**Requirements:** Pictures are not part of the copy; repeat everything else in the records exactly.

+---+

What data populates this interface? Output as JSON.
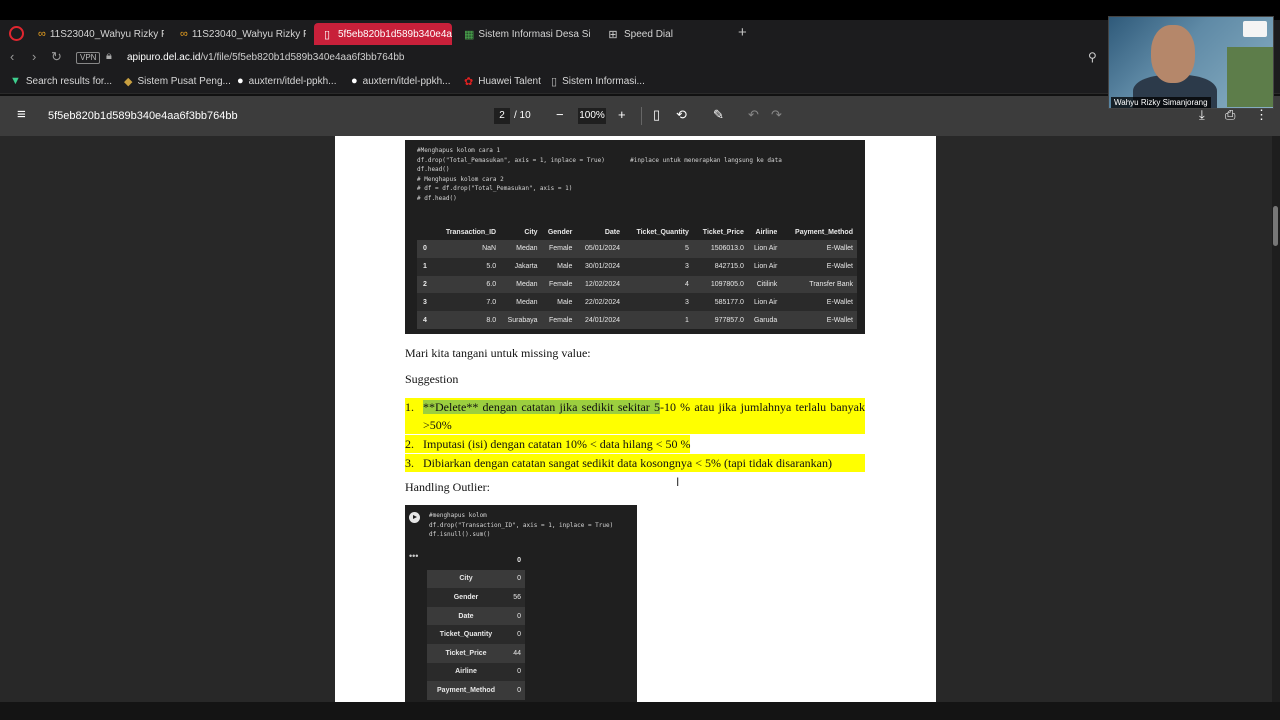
{
  "browser": {
    "tabs": [
      {
        "label": "11S23040_Wahyu Rizky F",
        "icon": "infinity-icon"
      },
      {
        "label": "11S23040_Wahyu Rizky F",
        "icon": "infinity-icon"
      },
      {
        "label": "5f5eb820b1d589b340e4a",
        "icon": "pdf-icon",
        "active": true
      },
      {
        "label": "Sistem Informasi Desa Sib",
        "icon": "grid-icon"
      },
      {
        "label": "Speed Dial",
        "icon": "speed-dial-icon"
      }
    ],
    "vpn_label": "VPN",
    "url_host": "apipuro.del.ac.id",
    "url_path": "/v1/file/5f5eb820b1d589b340e4aa6f3bb764bb",
    "bookmarks": [
      {
        "label": "Search results for...",
        "icon": "v-icon"
      },
      {
        "label": "Sistem Pusat Peng...",
        "icon": "crest-icon"
      },
      {
        "label": "auxtern/itdel-ppkh...",
        "icon": "github-icon"
      },
      {
        "label": "auxtern/itdel-ppkh...",
        "icon": "github-icon"
      },
      {
        "label": "Huawei Talent",
        "icon": "huawei-icon"
      },
      {
        "label": "Sistem Informasi...",
        "icon": "file-icon"
      }
    ]
  },
  "pdf": {
    "title": "5f5eb820b1d589b340e4aa6f3bb764bb",
    "page_current": "2",
    "page_total": "/ 10",
    "zoom": "100%"
  },
  "content": {
    "code1_lines": [
      "#Menghapus kolom cara 1",
      "df.drop(\"Total_Pemasukan\", axis = 1, inplace = True)       #inplace untuk menerapkan langsung ke data",
      "df.head()",
      "",
      "# Menghapus kolom cara 2",
      "# df = df.drop(\"Total_Pemasukan\", axis = 1)",
      "# df.head()"
    ],
    "table_headers": [
      "",
      "Transaction_ID",
      "City",
      "Gender",
      "Date",
      "Ticket_Quantity",
      "Ticket_Price",
      "Airline",
      "Payment_Method"
    ],
    "table_rows": [
      [
        "0",
        "NaN",
        "Medan",
        "Female",
        "05/01/2024",
        "5",
        "1506013.0",
        "Lion Air",
        "E-Wallet"
      ],
      [
        "1",
        "5.0",
        "Jakarta",
        "Male",
        "30/01/2024",
        "3",
        "842715.0",
        "Lion Air",
        "E-Wallet"
      ],
      [
        "2",
        "6.0",
        "Medan",
        "Female",
        "12/02/2024",
        "4",
        "1097805.0",
        "Citilink",
        "Transfer Bank"
      ],
      [
        "3",
        "7.0",
        "Medan",
        "Male",
        "22/02/2024",
        "3",
        "585177.0",
        "Lion Air",
        "E-Wallet"
      ],
      [
        "4",
        "8.0",
        "Surabaya",
        "Female",
        "24/01/2024",
        "1",
        "977857.0",
        "Garuda",
        "E-Wallet"
      ]
    ],
    "para1": "Mari kita tangani untuk missing value:",
    "para2": "Suggestion",
    "list": [
      {
        "num": "1.",
        "green_part": "**Delete** dengan catatan jika sedikit sekitar 5",
        "rest": "-10 % atau jika jumlahnya terlalu banyak >50%"
      },
      {
        "num": "2.",
        "text": "Imputasi (isi) dengan catatan 10% < data hilang < 50 %"
      },
      {
        "num": "3.",
        "text": "Dibiarkan dengan catatan sangat sedikit data kosongnya < 5% (tapi tidak disarankan)"
      }
    ],
    "para3": "Handling Outlier:",
    "code2_lines": [
      "#menghapus kolom",
      "df.drop(\"Transaction_ID\", axis = 1, inplace = True)",
      "df.isnull().sum()"
    ],
    "output_dots": "•••",
    "null_header": "0",
    "null_rows": [
      [
        "City",
        "0"
      ],
      [
        "Gender",
        "56"
      ],
      [
        "Date",
        "0"
      ],
      [
        "Ticket_Quantity",
        "0"
      ],
      [
        "Ticket_Price",
        "44"
      ],
      [
        "Airline",
        "0"
      ],
      [
        "Payment_Method",
        "0"
      ]
    ]
  },
  "webcam": {
    "name": "Wahyu Rizky Simanjorang"
  }
}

+---+

**Complete answer:**
What data populates this interface? Output as JSON.
{
  "browser": {
    "tabs": [
      {
        "label": "11S23040_Wahyu Rizky F",
        "icon": "infinity-icon"
      },
      {
        "label": "11S23040_Wahyu Rizky F",
        "icon": "infinity-icon"
      },
      {
        "label": "5f5eb820b1d589b340e4a",
        "icon": "pdf-icon",
        "active": true
      },
      {
        "label": "Sistem Informasi Desa Sib",
        "icon": "grid-icon"
      },
      {
        "label": "Speed Dial",
        "icon": "speed-dial-icon"
      }
    ],
    "vpn_label": "VPN",
    "url_host": "apipuro.del.ac.id",
    "url_path": "/v1/file/5f5eb820b1d589b340e4aa6f3bb764bb",
    "bookmarks": [
      {
        "label": "Search results for...",
        "icon": "v-icon"
      },
      {
        "label": "Sistem Pusat Peng...",
        "icon": "crest-icon"
      },
      {
        "label": "auxtern/itdel-ppkh...",
        "icon": "github-icon"
      },
      {
        "label": "auxtern/itdel-ppkh...",
        "icon": "github-icon"
      },
      {
        "label": "Huawei Talent",
        "icon": "huawei-icon"
      },
      {
        "label": "Sistem Informasi...",
        "icon": "file-icon"
      }
    ]
  },
  "pdf": {
    "title": "5f5eb820b1d589b340e4aa6f3bb764bb",
    "page_current": "2",
    "page_total": "/ 10",
    "zoom": "100%"
  },
  "content": {
    "code1_lines": [
      "#Menghapus kolom cara 1",
      "df.drop(\"Total_Pemasukan\", axis = 1, inplace = True)       #inplace untuk menerapkan langsung ke data",
      "df.head()",
      "",
      "# Menghapus kolom cara 2",
      "# df = df.drop(\"Total_Pemasukan\", axis = 1)",
      "# df.head()"
    ],
    "table_headers": [
      "",
      "Transaction_ID",
      "City",
      "Gender",
      "Date",
      "Ticket_Quantity",
      "Ticket_Price",
      "Airline",
      "Payment_Method"
    ],
    "table_rows": [
      [
        "0",
        "NaN",
        "Medan",
        "Female",
        "05/01/2024",
        "5",
        "1506013.0",
        "Lion Air",
        "E-Wallet"
      ],
      [
        "1",
        "5.0",
        "Jakarta",
        "Male",
        "30/01/2024",
        "3",
        "842715.0",
        "Lion Air",
        "E-Wallet"
      ],
      [
        "2",
        "6.0",
        "Medan",
        "Female",
        "12/02/2024",
        "4",
        "1097805.0",
        "Citilink",
        "Transfer Bank"
      ],
      [
        "3",
        "7.0",
        "Medan",
        "Male",
        "22/02/2024",
        "3",
        "585177.0",
        "Lion Air",
        "E-Wallet"
      ],
      [
        "4",
        "8.0",
        "Surabaya",
        "Female",
        "24/01/2024",
        "1",
        "977857.0",
        "Garuda",
        "E-Wallet"
      ]
    ],
    "para1": "Mari kita tangani untuk missing value:",
    "para2": "Suggestion",
    "list": [
      {
        "num": "1.",
        "green_part": "**Delete** dengan catatan jika sedikit sekitar 5",
        "rest": "-10 % atau jika jumlahnya terlalu banyak >50%"
      },
      {
        "num": "2.",
        "text": "Imputasi (isi) dengan catatan 10% < data hilang < 50 %"
      },
      {
        "num": "3.",
        "text": "Dibiarkan dengan catatan sangat sedikit data kosongnya < 5% (tapi tidak disarankan)"
      }
    ],
    "para3": "Handling Outlier:",
    "code2_lines": [
      "#menghapus kolom",
      "df.drop(\"Transaction_ID\", axis = 1, inplace = True)",
      "df.isnull().sum()"
    ],
    "output_dots": "•••",
    "null_header": "0",
    "null_rows": [
      [
        "City",
        "0"
      ],
      [
        "Gender",
        "56"
      ],
      [
        "Date",
        "0"
      ],
      [
        "Ticket_Quantity",
        "0"
      ],
      [
        "Ticket_Price",
        "44"
      ],
      [
        "Airline",
        "0"
      ],
      [
        "Payment_Method",
        "0"
      ]
    ]
  },
  "webcam": {
    "name": "Wahyu Rizky Simanjorang"
  }
}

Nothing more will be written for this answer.